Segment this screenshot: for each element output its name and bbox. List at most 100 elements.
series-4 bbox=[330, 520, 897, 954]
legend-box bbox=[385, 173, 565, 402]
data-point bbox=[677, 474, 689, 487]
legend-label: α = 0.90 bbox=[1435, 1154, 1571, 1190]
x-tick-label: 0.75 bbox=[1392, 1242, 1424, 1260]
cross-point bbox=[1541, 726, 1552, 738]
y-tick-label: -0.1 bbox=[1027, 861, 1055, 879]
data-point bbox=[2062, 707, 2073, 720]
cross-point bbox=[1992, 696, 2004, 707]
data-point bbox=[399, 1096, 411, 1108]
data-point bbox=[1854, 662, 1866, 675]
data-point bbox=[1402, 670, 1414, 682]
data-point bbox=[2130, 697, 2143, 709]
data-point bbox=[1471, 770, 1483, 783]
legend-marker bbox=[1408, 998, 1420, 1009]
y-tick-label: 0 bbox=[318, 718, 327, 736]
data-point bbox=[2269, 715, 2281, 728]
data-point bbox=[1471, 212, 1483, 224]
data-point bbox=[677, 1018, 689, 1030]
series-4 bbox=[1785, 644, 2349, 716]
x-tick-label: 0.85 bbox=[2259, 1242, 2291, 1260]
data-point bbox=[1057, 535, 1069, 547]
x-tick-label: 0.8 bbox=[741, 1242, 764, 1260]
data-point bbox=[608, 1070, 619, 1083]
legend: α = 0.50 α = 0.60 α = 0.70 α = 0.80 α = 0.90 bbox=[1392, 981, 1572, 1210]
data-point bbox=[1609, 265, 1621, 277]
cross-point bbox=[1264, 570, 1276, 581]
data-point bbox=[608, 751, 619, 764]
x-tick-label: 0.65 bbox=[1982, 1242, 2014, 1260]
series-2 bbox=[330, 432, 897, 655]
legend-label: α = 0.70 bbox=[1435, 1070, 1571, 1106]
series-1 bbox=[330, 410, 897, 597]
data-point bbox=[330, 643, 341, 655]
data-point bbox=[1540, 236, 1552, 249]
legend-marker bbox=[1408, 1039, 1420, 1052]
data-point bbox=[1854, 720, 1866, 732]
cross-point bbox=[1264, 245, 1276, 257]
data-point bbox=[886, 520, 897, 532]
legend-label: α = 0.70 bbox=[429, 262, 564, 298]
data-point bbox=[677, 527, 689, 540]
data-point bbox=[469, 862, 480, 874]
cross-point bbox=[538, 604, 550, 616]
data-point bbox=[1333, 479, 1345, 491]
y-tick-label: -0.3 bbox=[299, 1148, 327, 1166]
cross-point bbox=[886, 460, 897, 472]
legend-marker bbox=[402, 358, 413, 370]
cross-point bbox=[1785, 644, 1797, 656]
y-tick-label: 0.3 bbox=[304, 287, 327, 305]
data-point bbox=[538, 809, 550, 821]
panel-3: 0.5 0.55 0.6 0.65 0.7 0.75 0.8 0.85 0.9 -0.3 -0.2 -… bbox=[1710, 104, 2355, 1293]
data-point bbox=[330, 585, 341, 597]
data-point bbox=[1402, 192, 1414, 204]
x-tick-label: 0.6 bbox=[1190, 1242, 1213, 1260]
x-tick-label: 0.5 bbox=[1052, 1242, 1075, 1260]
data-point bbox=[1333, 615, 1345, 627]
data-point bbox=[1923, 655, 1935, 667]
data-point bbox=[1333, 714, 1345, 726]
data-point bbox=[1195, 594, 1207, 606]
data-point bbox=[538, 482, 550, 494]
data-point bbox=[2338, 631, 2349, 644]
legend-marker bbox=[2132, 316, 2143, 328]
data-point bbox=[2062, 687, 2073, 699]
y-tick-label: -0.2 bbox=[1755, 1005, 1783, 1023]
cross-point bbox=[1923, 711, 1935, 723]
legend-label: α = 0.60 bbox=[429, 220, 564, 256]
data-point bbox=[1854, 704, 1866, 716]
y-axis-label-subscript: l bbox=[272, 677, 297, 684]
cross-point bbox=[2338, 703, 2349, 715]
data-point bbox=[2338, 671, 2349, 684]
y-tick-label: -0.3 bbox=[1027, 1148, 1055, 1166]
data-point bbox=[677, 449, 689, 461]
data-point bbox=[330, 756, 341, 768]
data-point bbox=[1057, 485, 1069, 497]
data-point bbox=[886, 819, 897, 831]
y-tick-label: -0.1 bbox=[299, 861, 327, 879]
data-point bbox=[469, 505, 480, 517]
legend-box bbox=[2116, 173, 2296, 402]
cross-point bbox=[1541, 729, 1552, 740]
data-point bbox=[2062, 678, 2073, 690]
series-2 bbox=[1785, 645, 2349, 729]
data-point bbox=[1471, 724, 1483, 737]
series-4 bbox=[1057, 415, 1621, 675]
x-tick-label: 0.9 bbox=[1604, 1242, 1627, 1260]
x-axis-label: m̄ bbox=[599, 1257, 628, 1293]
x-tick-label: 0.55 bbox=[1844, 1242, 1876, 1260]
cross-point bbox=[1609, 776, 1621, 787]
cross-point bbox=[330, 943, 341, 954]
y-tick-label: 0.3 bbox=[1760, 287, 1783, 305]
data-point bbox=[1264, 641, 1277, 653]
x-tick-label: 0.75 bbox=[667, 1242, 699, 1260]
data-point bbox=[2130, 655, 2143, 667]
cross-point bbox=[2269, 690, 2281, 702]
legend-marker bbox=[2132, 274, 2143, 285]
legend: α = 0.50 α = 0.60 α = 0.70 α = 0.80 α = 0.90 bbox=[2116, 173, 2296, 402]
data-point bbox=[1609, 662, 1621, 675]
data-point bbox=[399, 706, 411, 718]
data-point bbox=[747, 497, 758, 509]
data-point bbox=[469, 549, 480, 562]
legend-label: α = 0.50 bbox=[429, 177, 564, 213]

◆ THE EXERCISE ◆
Copy out the records word for word, from their first line through the line that contains "y-tick-label: 0.3 bbox=[304, 287, 327, 305]", with both ends included.

◆ REPLY TO THE TASK ◆
Segment this screenshot: for each element output its name and bbox. List at most 100 elements.
series-4 bbox=[330, 520, 897, 954]
legend-box bbox=[385, 173, 565, 402]
data-point bbox=[677, 474, 689, 487]
legend-label: α = 0.90 bbox=[1435, 1154, 1571, 1190]
x-tick-label: 0.75 bbox=[1392, 1242, 1424, 1260]
cross-point bbox=[1541, 726, 1552, 738]
y-tick-label: -0.1 bbox=[1027, 861, 1055, 879]
data-point bbox=[2062, 707, 2073, 720]
cross-point bbox=[1992, 696, 2004, 707]
data-point bbox=[399, 1096, 411, 1108]
data-point bbox=[1854, 662, 1866, 675]
data-point bbox=[1402, 670, 1414, 682]
data-point bbox=[2130, 697, 2143, 709]
data-point bbox=[1471, 770, 1483, 783]
legend-marker bbox=[1408, 998, 1420, 1009]
y-tick-label: 0 bbox=[318, 718, 327, 736]
data-point bbox=[2269, 715, 2281, 728]
data-point bbox=[1471, 212, 1483, 224]
data-point bbox=[677, 1018, 689, 1030]
series-4 bbox=[1785, 644, 2349, 716]
x-tick-label: 0.85 bbox=[2259, 1242, 2291, 1260]
data-point bbox=[1057, 535, 1069, 547]
x-tick-label: 0.8 bbox=[741, 1242, 764, 1260]
data-point bbox=[608, 1070, 619, 1083]
legend: α = 0.50 α = 0.60 α = 0.70 α = 0.80 α = 0.90 bbox=[1392, 981, 1572, 1210]
data-point bbox=[1609, 265, 1621, 277]
cross-point bbox=[1264, 570, 1276, 581]
data-point bbox=[608, 751, 619, 764]
x-tick-label: 0.65 bbox=[1982, 1242, 2014, 1260]
series-2 bbox=[330, 432, 897, 655]
legend-label: α = 0.70 bbox=[1435, 1070, 1571, 1106]
series-1 bbox=[330, 410, 897, 597]
data-point bbox=[330, 643, 341, 655]
data-point bbox=[1540, 236, 1552, 249]
legend-marker bbox=[1408, 1039, 1420, 1052]
data-point bbox=[1854, 720, 1866, 732]
cross-point bbox=[1264, 245, 1276, 257]
data-point bbox=[886, 520, 897, 532]
legend-label: α = 0.70 bbox=[429, 262, 564, 298]
data-point bbox=[677, 527, 689, 540]
data-point bbox=[469, 862, 480, 874]
cross-point bbox=[538, 604, 550, 616]
data-point bbox=[1333, 479, 1345, 491]
y-tick-label: -0.3 bbox=[299, 1148, 327, 1166]
cross-point bbox=[886, 460, 897, 472]
legend-marker bbox=[402, 358, 413, 370]
cross-point bbox=[1785, 644, 1797, 656]
y-tick-label: 0.3 bbox=[304, 287, 327, 305]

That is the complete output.